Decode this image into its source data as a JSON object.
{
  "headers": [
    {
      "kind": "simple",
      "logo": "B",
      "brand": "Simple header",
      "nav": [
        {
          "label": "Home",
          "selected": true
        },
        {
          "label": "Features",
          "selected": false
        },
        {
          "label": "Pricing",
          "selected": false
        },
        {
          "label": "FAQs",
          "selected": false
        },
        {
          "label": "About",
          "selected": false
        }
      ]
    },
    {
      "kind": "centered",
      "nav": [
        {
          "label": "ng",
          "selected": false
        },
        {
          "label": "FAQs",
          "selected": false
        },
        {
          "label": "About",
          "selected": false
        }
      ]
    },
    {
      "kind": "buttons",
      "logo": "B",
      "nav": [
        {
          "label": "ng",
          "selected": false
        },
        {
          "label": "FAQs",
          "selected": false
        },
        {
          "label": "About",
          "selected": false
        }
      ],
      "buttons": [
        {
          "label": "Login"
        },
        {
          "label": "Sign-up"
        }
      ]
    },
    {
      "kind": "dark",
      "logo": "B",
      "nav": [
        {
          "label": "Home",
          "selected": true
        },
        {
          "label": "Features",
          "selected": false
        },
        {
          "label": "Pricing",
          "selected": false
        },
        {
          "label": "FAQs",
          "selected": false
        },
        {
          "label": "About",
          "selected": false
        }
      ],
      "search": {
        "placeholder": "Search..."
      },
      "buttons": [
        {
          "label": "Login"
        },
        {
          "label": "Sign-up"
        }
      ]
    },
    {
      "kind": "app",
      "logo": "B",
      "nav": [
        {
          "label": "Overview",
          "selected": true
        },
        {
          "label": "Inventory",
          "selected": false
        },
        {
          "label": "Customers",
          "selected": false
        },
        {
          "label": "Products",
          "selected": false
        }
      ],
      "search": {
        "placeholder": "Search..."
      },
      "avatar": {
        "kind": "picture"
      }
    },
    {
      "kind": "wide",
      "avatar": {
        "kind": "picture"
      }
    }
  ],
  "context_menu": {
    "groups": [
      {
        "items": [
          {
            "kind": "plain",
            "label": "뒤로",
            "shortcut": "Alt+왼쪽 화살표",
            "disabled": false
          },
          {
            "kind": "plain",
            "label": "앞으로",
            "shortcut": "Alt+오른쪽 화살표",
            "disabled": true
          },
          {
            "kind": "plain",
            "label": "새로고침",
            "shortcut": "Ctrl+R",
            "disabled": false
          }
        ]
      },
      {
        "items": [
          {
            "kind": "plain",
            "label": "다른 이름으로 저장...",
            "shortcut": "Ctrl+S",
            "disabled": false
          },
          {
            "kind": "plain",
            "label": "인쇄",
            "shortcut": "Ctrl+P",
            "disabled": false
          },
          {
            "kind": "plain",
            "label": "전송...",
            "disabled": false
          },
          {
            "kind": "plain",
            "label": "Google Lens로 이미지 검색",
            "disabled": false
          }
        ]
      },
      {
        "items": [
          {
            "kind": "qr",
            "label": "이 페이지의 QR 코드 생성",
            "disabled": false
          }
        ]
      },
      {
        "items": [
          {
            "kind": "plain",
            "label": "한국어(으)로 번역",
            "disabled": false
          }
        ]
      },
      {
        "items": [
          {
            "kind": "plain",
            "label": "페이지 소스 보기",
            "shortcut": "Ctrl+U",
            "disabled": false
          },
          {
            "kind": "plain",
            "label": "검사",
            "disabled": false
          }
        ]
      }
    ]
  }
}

### Exercise description:
Reproduce the entries above in full by retyping them exactly.

### Reply:
Decode this image into its source data as a JSON object.
{
  "headers": [
    {
      "kind": "simple",
      "logo": "B",
      "brand": "Simple header",
      "nav": [
        {
          "label": "Home",
          "selected": true
        },
        {
          "label": "Features",
          "selected": false
        },
        {
          "label": "Pricing",
          "selected": false
        },
        {
          "label": "FAQs",
          "selected": false
        },
        {
          "label": "About",
          "selected": false
        }
      ]
    },
    {
      "kind": "centered",
      "nav": [
        {
          "label": "ng",
          "selected": false
        },
        {
          "label": "FAQs",
          "selected": false
        },
        {
          "label": "About",
          "selected": false
        }
      ]
    },
    {
      "kind": "buttons",
      "logo": "B",
      "nav": [
        {
          "label": "ng",
          "selected": false
        },
        {
          "label": "FAQs",
          "selected": false
        },
        {
          "label": "About",
          "selected": false
        }
      ],
      "buttons": [
        {
          "label": "Login"
        },
        {
          "label": "Sign-up"
        }
      ]
    },
    {
      "kind": "dark",
      "logo": "B",
      "nav": [
        {
          "label": "Home",
          "selected": true
        },
        {
          "label": "Features",
          "selected": false
        },
        {
          "label": "Pricing",
          "selected": false
        },
        {
          "label": "FAQs",
          "selected": false
        },
        {
          "label": "About",
          "selected": false
        }
      ],
      "search": {
        "placeholder": "Search..."
      },
      "buttons": [
        {
          "label": "Login"
        },
        {
          "label": "Sign-up"
        }
      ]
    },
    {
      "kind": "app",
      "logo": "B",
      "nav": [
        {
          "label": "Overview",
          "selected": true
        },
        {
          "label": "Inventory",
          "selected": false
        },
        {
          "label": "Customers",
          "selected": false
        },
        {
          "label": "Products",
          "selected": false
        }
      ],
      "search": {
        "placeholder": "Search..."
      },
      "avatar": {
        "kind": "picture"
      }
    },
    {
      "kind": "wide",
      "avatar": {
        "kind": "picture"
      }
    }
  ],
  "context_menu": {
    "groups": [
      {
        "items": [
          {
            "kind": "plain",
            "label": "뒤로",
            "shortcut": "Alt+왼쪽 화살표",
            "disabled": false
          },
          {
            "kind": "plain",
            "label": "앞으로",
            "shortcut": "Alt+오른쪽 화살표",
            "disabled": true
          },
          {
            "kind": "plain",
            "label": "새로고침",
            "shortcut": "Ctrl+R",
            "disabled": false
          }
        ]
      },
      {
        "items": [
          {
            "kind": "plain",
            "label": "다른 이름으로 저장...",
            "shortcut": "Ctrl+S",
            "disabled": false
          },
          {
            "kind": "plain",
            "label": "인쇄",
            "shortcut": "Ctrl+P",
            "disabled": false
          },
          {
            "kind": "plain",
            "label": "전송...",
            "disabled": false
          },
          {
            "kind": "plain",
            "label": "Google Lens로 이미지 검색",
            "disabled": false
          }
        ]
      },
      {
        "items": [
          {
            "kind": "qr",
            "label": "이 페이지의 QR 코드 생성",
            "disabled": false
          }
        ]
      },
      {
        "items": [
          {
            "kind": "plain",
            "label": "한국어(으)로 번역",
            "disabled": false
          }
        ]
      },
      {
        "items": [
          {
            "kind": "plain",
            "label": "페이지 소스 보기",
            "shortcut": "Ctrl+U",
            "disabled": false
          },
          {
            "kind": "plain",
            "label": "검사",
            "disabled": false
          }
        ]
      }
    ]
  }
}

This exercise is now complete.